**EXERCISE DESCRIPTION**
Copy all lines of the listing that include the string "text".

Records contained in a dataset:
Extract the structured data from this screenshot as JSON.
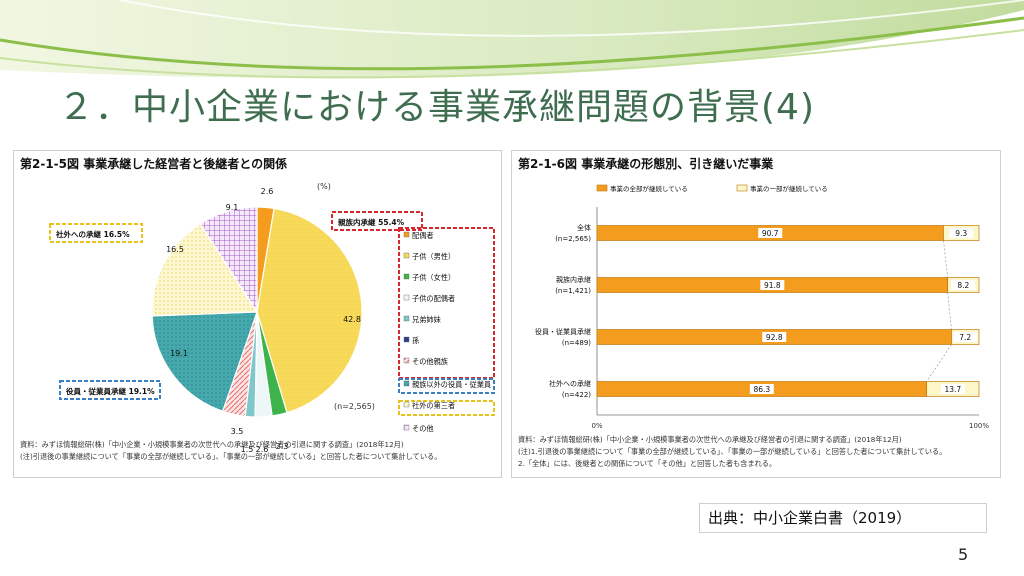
{
  "slide": {
    "title": "２．中小企業における事業承継問題の背景(4)",
    "source": "出典：中小企業白書（2019）",
    "page_number": "5"
  },
  "colors": {
    "title_green": "#3f6d4f",
    "orange": "#f39c1e",
    "yellow": "#f7d54d",
    "teal": "#3aa2a8",
    "pink": "#e86a6a",
    "purple": "#a45ec4",
    "red_dashed": "#d7282f",
    "blue_dashed": "#3a7fc1",
    "yellow_dashed": "#e6c21a"
  },
  "chart_data": [
    {
      "type": "pie",
      "title": "第2-1-5図 事業承継した経営者と後継者との関係",
      "unit": "(%)",
      "sample": "(n=2,565)",
      "slices": [
        {
          "name": "配偶者",
          "value": 2.6,
          "color": "#f39c1e"
        },
        {
          "name": "子供（男性）",
          "value": 42.8,
          "color": "#f7d54d"
        },
        {
          "name": "子供（女性）",
          "value": 2.3,
          "color": "#3cb44b"
        },
        {
          "name": "子供の配偶者",
          "value": 2.6,
          "color": "#e8f4f4"
        },
        {
          "name": "兄弟姉妹",
          "value": 1.5,
          "color": "#3aa2a8"
        },
        {
          "name": "孫",
          "value": 0.0,
          "color": "#2b3f8f"
        },
        {
          "name": "その他親族",
          "value": 3.5,
          "color": "#e86a6a"
        },
        {
          "name": "親族以外の役員・従業員",
          "value": 19.1,
          "color": "#3aa2a8"
        },
        {
          "name": "社外の第三者",
          "value": 16.5,
          "color": "#fdf6c8"
        },
        {
          "name": "その他",
          "value": 9.1,
          "color": "#a45ec4"
        }
      ],
      "group_labels": [
        {
          "text": "親族内承継 55.4%",
          "color": "#d7282f"
        },
        {
          "text": "役員・従業員承継 19.1%",
          "color": "#3a7fc1"
        },
        {
          "text": "社外への承継 16.5%",
          "color": "#e6c21a"
        }
      ],
      "notes": [
        "資料：みずほ情報総研(株)「中小企業・小規模事業者の次世代への承継及び経営者の引退に関する調査」(2018年12月)",
        "(注)引退後の事業継続について「事業の全部が継続している」、「事業の一部が継続している」と回答した者について集計している。"
      ]
    },
    {
      "type": "bar",
      "stacked": true,
      "orientation": "horizontal",
      "title": "第2-1-6図 事業承継の形態別、引き継いだ事業",
      "categories": [
        "全体\n(n=2,565)",
        "親族内承継\n(n=1,421)",
        "役員・従業員承継\n(n=489)",
        "社外への承継\n(n=422)"
      ],
      "series": [
        {
          "name": "事業の全部が継続している",
          "values": [
            90.7,
            91.8,
            92.8,
            86.3
          ],
          "color": "#f39c1e"
        },
        {
          "name": "事業の一部が継続している",
          "values": [
            9.3,
            8.2,
            7.2,
            13.7
          ],
          "color": "#fdf6c8"
        }
      ],
      "xlim": [
        0,
        100
      ],
      "xticks": [
        "0%",
        "100%"
      ],
      "notes": [
        "資料：みずほ情報総研(株)「中小企業・小規模事業者の次世代への承継及び経営者の引退に関する調査」(2018年12月)",
        "(注)1.引退後の事業継続について「事業の全部が継続している」、「事業の一部が継続している」と回答した者について集計している。",
        "      2.「全体」には、後継者との関係について「その他」と回答した者も含まれる。"
      ]
    }
  ]
}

**WRITTEN RESPONSE**
          "text": "親族内承継 55.4%",
          "text": "役員・従業員承継 19.1%",
          "text": "社外への承継 16.5%",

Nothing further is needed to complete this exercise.